» Dataset content
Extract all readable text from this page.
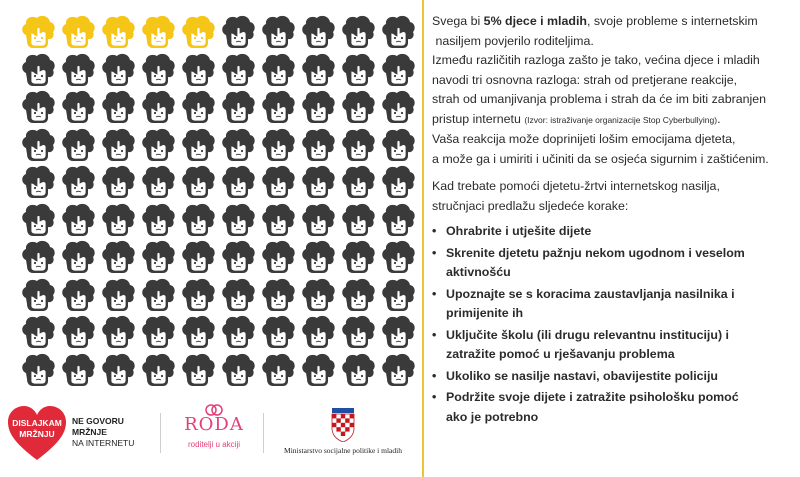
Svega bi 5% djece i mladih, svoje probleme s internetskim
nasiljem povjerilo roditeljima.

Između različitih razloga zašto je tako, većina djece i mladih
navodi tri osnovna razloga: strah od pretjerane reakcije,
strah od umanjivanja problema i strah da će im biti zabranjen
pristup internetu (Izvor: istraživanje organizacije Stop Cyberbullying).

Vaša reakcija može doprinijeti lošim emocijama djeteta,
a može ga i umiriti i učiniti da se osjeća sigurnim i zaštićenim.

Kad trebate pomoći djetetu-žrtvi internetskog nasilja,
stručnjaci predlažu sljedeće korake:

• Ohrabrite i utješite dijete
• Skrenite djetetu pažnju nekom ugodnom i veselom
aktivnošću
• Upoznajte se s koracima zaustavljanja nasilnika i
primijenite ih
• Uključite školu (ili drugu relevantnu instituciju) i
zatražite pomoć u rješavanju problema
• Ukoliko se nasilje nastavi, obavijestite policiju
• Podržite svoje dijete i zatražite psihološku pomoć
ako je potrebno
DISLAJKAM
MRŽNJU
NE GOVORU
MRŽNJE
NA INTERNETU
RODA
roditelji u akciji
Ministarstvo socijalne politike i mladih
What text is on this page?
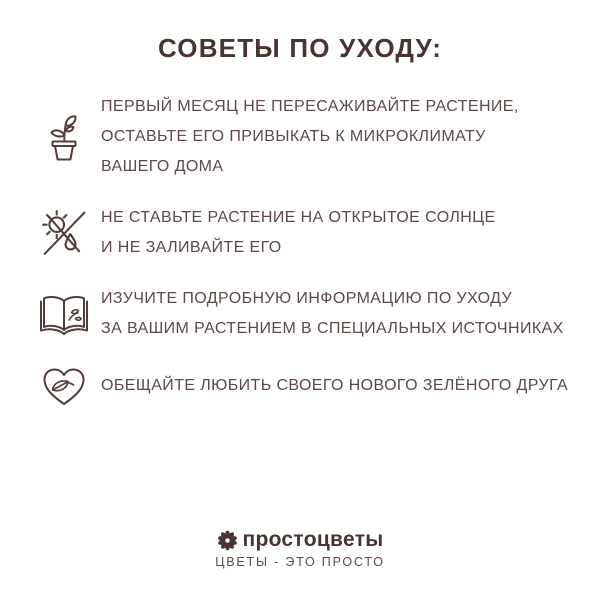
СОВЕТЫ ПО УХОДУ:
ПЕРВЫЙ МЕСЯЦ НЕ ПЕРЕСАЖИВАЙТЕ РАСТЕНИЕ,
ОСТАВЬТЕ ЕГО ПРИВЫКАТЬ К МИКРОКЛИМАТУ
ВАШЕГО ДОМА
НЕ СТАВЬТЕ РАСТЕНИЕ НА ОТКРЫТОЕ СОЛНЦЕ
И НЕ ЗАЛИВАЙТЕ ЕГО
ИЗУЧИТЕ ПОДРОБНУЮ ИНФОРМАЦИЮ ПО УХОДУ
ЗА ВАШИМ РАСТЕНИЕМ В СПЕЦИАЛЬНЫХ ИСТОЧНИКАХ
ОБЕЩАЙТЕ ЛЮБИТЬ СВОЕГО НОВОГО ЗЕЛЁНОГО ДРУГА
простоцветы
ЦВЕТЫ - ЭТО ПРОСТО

» What the exercise asks
From the records given above, reproduce all text exactly and exclude each picture.

» Finished answer
Extract all readable text from this page.
Svega bi 5% djece i mladih, svoje probleme s internetskim
nasiljem povjerilo roditeljima.

Između različitih razloga zašto je tako, većina djece i mladih
navodi tri osnovna razloga: strah od pretjerane reakcije,
strah od umanjivanja problema i strah da će im biti zabranjen
pristup internetu (Izvor: istraživanje organizacije Stop Cyberbullying).

Vaša reakcija može doprinijeti lošim emocijama djeteta,
a može ga i umiriti i učiniti da se osjeća sigurnim i zaštićenim.

Kad trebate pomoći djetetu-žrtvi internetskog nasilja,
stručnjaci predlažu sljedeće korake:

• Ohrabrite i utješite dijete
• Skrenite djetetu pažnju nekom ugodnom i veselom
aktivnošću
• Upoznajte se s koracima zaustavljanja nasilnika i
primijenite ih
• Uključite školu (ili drugu relevantnu instituciju) i
zatražite pomoć u rješavanju problema
• Ukoliko se nasilje nastavi, obavijestite policiju
• Podržite svoje dijete i zatražite psihološku pomoć
ako je potrebno
DISLAJKAM
MRŽNJU
NE GOVORU
MRŽNJE
NA INTERNETU
RODA
roditelji u akciji
Ministarstvo socijalne politike i mladih
What text is on this page?
СОВЕТЫ ПО УХОДУ:
ПЕРВЫЙ МЕСЯЦ НЕ ПЕРЕСАЖИВАЙТЕ РАСТЕНИЕ,
ОСТАВЬТЕ ЕГО ПРИВЫКАТЬ К МИКРОКЛИМАТУ
ВАШЕГО ДОМА
НЕ СТАВЬТЕ РАСТЕНИЕ НА ОТКРЫТОЕ СОЛНЦЕ
И НЕ ЗАЛИВАЙТЕ ЕГО
ИЗУЧИТЕ ПОДРОБНУЮ ИНФОРМАЦИЮ ПО УХОДУ
ЗА ВАШИМ РАСТЕНИЕМ В СПЕЦИАЛЬНЫХ ИСТОЧНИКАХ
ОБЕЩАЙТЕ ЛЮБИТЬ СВОЕГО НОВОГО ЗЕЛЁНОГО ДРУГА
простоцветы
ЦВЕТЫ - ЭТО ПРОСТО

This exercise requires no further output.